- **YOUR OBJECTIVE**
Output the material beneath exactly, leaving nothing out.

- **DATA ENTRIES**
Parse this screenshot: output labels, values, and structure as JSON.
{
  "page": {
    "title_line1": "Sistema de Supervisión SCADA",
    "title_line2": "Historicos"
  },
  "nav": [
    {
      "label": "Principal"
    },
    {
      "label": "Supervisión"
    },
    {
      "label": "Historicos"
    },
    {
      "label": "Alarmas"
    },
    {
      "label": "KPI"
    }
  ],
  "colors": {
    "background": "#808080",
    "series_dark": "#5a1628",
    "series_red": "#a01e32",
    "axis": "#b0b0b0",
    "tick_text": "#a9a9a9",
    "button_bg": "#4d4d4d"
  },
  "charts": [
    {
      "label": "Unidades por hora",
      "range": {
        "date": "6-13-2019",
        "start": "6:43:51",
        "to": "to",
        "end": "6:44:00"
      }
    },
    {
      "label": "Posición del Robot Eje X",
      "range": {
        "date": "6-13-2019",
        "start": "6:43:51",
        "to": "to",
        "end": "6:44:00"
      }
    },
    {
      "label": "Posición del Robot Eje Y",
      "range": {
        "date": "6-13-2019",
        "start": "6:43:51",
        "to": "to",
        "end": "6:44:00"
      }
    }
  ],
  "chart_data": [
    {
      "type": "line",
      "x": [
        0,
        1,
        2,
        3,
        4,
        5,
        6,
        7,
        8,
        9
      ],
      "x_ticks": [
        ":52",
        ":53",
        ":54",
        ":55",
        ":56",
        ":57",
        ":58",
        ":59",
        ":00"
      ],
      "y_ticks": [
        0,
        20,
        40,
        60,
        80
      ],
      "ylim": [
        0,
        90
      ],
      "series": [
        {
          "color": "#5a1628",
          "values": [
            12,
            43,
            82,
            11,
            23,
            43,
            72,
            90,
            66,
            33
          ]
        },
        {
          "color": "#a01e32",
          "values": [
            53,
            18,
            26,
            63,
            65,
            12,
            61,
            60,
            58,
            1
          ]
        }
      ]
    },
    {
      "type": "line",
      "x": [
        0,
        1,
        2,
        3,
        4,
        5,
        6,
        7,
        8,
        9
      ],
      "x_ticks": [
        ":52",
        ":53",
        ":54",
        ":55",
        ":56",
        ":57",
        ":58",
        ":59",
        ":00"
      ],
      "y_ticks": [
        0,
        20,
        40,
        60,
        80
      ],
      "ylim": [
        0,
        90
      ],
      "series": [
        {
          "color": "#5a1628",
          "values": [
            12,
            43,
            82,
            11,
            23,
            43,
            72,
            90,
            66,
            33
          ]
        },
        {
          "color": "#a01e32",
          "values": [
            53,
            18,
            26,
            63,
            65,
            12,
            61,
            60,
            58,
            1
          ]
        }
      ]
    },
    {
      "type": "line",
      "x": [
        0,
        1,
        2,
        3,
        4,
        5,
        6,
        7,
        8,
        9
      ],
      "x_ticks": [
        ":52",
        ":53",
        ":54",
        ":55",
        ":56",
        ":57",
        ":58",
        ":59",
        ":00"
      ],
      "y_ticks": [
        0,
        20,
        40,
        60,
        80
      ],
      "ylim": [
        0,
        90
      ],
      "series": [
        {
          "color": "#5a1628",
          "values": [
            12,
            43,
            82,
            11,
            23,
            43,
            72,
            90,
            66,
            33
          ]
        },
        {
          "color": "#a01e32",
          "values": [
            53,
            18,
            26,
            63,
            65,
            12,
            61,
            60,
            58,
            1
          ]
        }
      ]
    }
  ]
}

- **TASK SOLUTION**
Parse this screenshot: output labels, values, and structure as JSON.
{
  "page": {
    "title_line1": "Sistema de Supervisión SCADA",
    "title_line2": "Historicos"
  },
  "nav": [
    {
      "label": "Principal"
    },
    {
      "label": "Supervisión"
    },
    {
      "label": "Historicos"
    },
    {
      "label": "Alarmas"
    },
    {
      "label": "KPI"
    }
  ],
  "colors": {
    "background": "#808080",
    "series_dark": "#5a1628",
    "series_red": "#a01e32",
    "axis": "#b0b0b0",
    "tick_text": "#a9a9a9",
    "button_bg": "#4d4d4d"
  },
  "charts": [
    {
      "label": "Unidades por hora",
      "range": {
        "date": "6-13-2019",
        "start": "6:43:51",
        "to": "to",
        "end": "6:44:00"
      }
    },
    {
      "label": "Posición del Robot Eje X",
      "range": {
        "date": "6-13-2019",
        "start": "6:43:51",
        "to": "to",
        "end": "6:44:00"
      }
    },
    {
      "label": "Posición del Robot Eje Y",
      "range": {
        "date": "6-13-2019",
        "start": "6:43:51",
        "to": "to",
        "end": "6:44:00"
      }
    }
  ],
  "chart_data": [
    {
      "type": "line",
      "x": [
        0,
        1,
        2,
        3,
        4,
        5,
        6,
        7,
        8,
        9
      ],
      "x_ticks": [
        ":52",
        ":53",
        ":54",
        ":55",
        ":56",
        ":57",
        ":58",
        ":59",
        ":00"
      ],
      "y_ticks": [
        0,
        20,
        40,
        60,
        80
      ],
      "ylim": [
        0,
        90
      ],
      "series": [
        {
          "color": "#5a1628",
          "values": [
            12,
            43,
            82,
            11,
            23,
            43,
            72,
            90,
            66,
            33
          ]
        },
        {
          "color": "#a01e32",
          "values": [
            53,
            18,
            26,
            63,
            65,
            12,
            61,
            60,
            58,
            1
          ]
        }
      ]
    },
    {
      "type": "line",
      "x": [
        0,
        1,
        2,
        3,
        4,
        5,
        6,
        7,
        8,
        9
      ],
      "x_ticks": [
        ":52",
        ":53",
        ":54",
        ":55",
        ":56",
        ":57",
        ":58",
        ":59",
        ":00"
      ],
      "y_ticks": [
        0,
        20,
        40,
        60,
        80
      ],
      "ylim": [
        0,
        90
      ],
      "series": [
        {
          "color": "#5a1628",
          "values": [
            12,
            43,
            82,
            11,
            23,
            43,
            72,
            90,
            66,
            33
          ]
        },
        {
          "color": "#a01e32",
          "values": [
            53,
            18,
            26,
            63,
            65,
            12,
            61,
            60,
            58,
            1
          ]
        }
      ]
    },
    {
      "type": "line",
      "x": [
        0,
        1,
        2,
        3,
        4,
        5,
        6,
        7,
        8,
        9
      ],
      "x_ticks": [
        ":52",
        ":53",
        ":54",
        ":55",
        ":56",
        ":57",
        ":58",
        ":59",
        ":00"
      ],
      "y_ticks": [
        0,
        20,
        40,
        60,
        80
      ],
      "ylim": [
        0,
        90
      ],
      "series": [
        {
          "color": "#5a1628",
          "values": [
            12,
            43,
            82,
            11,
            23,
            43,
            72,
            90,
            66,
            33
          ]
        },
        {
          "color": "#a01e32",
          "values": [
            53,
            18,
            26,
            63,
            65,
            12,
            61,
            60,
            58,
            1
          ]
        }
      ]
    }
  ]
}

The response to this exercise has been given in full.